▶ _Directions_
Pull each line containing "Guatemalans" out of the data and copy it.

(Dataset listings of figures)
>>
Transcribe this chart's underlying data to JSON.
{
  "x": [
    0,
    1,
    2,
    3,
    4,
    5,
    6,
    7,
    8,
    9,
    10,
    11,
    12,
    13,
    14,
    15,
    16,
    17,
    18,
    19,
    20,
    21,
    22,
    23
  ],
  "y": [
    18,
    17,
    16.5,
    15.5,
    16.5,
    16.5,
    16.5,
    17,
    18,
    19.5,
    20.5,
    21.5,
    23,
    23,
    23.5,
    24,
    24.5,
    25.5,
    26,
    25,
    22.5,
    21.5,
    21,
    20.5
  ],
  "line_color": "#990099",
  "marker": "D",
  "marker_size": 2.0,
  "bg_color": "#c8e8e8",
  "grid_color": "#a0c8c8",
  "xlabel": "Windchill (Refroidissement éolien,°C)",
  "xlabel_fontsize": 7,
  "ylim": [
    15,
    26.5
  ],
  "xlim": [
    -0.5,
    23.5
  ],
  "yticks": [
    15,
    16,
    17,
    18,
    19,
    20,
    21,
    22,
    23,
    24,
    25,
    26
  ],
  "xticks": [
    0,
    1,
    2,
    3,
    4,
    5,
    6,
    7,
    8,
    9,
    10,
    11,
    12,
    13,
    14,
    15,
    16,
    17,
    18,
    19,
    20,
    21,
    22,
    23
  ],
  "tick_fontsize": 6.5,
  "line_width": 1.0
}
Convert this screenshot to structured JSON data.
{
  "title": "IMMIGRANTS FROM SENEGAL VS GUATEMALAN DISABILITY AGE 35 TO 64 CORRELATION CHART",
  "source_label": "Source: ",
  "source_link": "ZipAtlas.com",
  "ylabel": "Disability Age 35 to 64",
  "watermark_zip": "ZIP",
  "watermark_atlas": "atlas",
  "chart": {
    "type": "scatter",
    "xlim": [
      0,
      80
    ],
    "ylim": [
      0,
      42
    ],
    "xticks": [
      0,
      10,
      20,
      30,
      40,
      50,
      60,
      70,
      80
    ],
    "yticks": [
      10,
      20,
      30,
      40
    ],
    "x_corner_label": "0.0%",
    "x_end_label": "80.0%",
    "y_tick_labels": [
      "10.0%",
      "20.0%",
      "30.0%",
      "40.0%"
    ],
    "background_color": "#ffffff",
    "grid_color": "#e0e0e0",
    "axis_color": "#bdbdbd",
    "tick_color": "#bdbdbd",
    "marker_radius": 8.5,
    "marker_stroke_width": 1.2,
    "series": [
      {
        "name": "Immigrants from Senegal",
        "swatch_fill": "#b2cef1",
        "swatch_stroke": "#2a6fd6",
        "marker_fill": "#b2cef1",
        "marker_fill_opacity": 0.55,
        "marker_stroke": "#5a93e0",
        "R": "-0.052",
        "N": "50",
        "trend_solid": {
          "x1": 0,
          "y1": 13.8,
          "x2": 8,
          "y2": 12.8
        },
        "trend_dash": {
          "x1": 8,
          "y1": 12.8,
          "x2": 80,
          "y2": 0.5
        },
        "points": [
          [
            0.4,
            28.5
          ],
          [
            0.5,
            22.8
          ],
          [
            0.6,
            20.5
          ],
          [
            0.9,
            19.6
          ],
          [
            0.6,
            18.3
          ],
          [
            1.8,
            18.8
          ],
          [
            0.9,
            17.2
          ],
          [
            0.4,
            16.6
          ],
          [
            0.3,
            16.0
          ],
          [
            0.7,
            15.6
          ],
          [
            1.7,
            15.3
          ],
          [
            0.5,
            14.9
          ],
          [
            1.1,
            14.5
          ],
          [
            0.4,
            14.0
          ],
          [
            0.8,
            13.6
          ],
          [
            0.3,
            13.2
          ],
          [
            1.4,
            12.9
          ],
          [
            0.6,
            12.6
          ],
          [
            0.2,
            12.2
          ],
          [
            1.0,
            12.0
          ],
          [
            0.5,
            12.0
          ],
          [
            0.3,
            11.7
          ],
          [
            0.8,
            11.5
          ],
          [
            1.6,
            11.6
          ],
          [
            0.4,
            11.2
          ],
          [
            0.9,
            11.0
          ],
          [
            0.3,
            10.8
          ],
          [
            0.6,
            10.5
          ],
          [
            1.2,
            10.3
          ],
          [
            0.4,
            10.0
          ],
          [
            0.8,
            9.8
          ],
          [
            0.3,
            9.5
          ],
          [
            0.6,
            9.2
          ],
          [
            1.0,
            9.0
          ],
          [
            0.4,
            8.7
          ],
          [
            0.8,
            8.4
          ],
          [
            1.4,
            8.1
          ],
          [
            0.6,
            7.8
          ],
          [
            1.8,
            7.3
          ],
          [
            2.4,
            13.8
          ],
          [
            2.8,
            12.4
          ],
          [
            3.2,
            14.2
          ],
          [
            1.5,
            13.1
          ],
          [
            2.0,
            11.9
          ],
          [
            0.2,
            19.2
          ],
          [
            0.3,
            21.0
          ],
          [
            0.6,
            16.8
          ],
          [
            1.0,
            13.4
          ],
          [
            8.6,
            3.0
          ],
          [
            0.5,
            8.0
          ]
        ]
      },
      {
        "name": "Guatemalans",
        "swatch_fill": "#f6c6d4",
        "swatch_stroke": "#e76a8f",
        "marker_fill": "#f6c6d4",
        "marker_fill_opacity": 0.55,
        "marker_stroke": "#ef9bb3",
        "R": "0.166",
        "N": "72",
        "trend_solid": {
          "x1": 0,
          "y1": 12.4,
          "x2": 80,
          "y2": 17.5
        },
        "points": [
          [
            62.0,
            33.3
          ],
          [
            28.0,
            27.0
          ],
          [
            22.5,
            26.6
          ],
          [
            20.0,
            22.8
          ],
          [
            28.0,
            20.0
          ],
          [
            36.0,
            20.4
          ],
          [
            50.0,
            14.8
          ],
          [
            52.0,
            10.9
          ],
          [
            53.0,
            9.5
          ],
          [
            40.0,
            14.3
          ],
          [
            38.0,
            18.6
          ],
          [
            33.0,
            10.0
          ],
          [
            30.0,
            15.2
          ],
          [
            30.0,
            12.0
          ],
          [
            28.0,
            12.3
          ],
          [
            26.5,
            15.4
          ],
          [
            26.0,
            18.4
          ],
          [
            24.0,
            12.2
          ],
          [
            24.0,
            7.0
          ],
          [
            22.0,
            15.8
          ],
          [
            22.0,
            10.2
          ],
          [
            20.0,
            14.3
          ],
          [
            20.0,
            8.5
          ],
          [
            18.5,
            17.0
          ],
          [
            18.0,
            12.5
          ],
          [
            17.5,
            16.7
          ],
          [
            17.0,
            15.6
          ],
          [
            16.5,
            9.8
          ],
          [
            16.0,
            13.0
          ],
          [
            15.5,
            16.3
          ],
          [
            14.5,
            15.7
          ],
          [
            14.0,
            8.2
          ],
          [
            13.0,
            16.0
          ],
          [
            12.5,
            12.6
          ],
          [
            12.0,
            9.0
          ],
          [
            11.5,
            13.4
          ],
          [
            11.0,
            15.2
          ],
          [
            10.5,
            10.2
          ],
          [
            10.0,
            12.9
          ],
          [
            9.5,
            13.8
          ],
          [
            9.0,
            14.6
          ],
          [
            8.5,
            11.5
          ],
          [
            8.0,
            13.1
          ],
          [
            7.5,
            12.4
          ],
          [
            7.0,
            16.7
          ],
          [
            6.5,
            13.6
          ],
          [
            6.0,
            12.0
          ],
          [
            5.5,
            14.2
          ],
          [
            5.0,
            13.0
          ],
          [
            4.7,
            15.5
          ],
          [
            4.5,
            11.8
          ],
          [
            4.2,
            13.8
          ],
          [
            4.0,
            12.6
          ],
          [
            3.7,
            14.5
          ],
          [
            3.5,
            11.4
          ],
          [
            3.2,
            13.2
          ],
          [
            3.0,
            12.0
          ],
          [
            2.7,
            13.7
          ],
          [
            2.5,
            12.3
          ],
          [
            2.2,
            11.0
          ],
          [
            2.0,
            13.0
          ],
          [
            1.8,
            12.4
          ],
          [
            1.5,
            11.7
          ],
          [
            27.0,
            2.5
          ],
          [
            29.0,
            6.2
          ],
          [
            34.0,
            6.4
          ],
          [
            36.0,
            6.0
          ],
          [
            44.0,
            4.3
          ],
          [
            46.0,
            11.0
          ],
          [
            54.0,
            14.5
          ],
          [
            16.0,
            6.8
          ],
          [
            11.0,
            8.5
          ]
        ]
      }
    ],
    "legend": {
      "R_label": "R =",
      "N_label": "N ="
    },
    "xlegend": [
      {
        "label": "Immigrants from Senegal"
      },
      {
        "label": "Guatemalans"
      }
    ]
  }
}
<<
▶ _Answer to this exercise_
        "name": "Guatemalans",
        "label": "Guatemalans"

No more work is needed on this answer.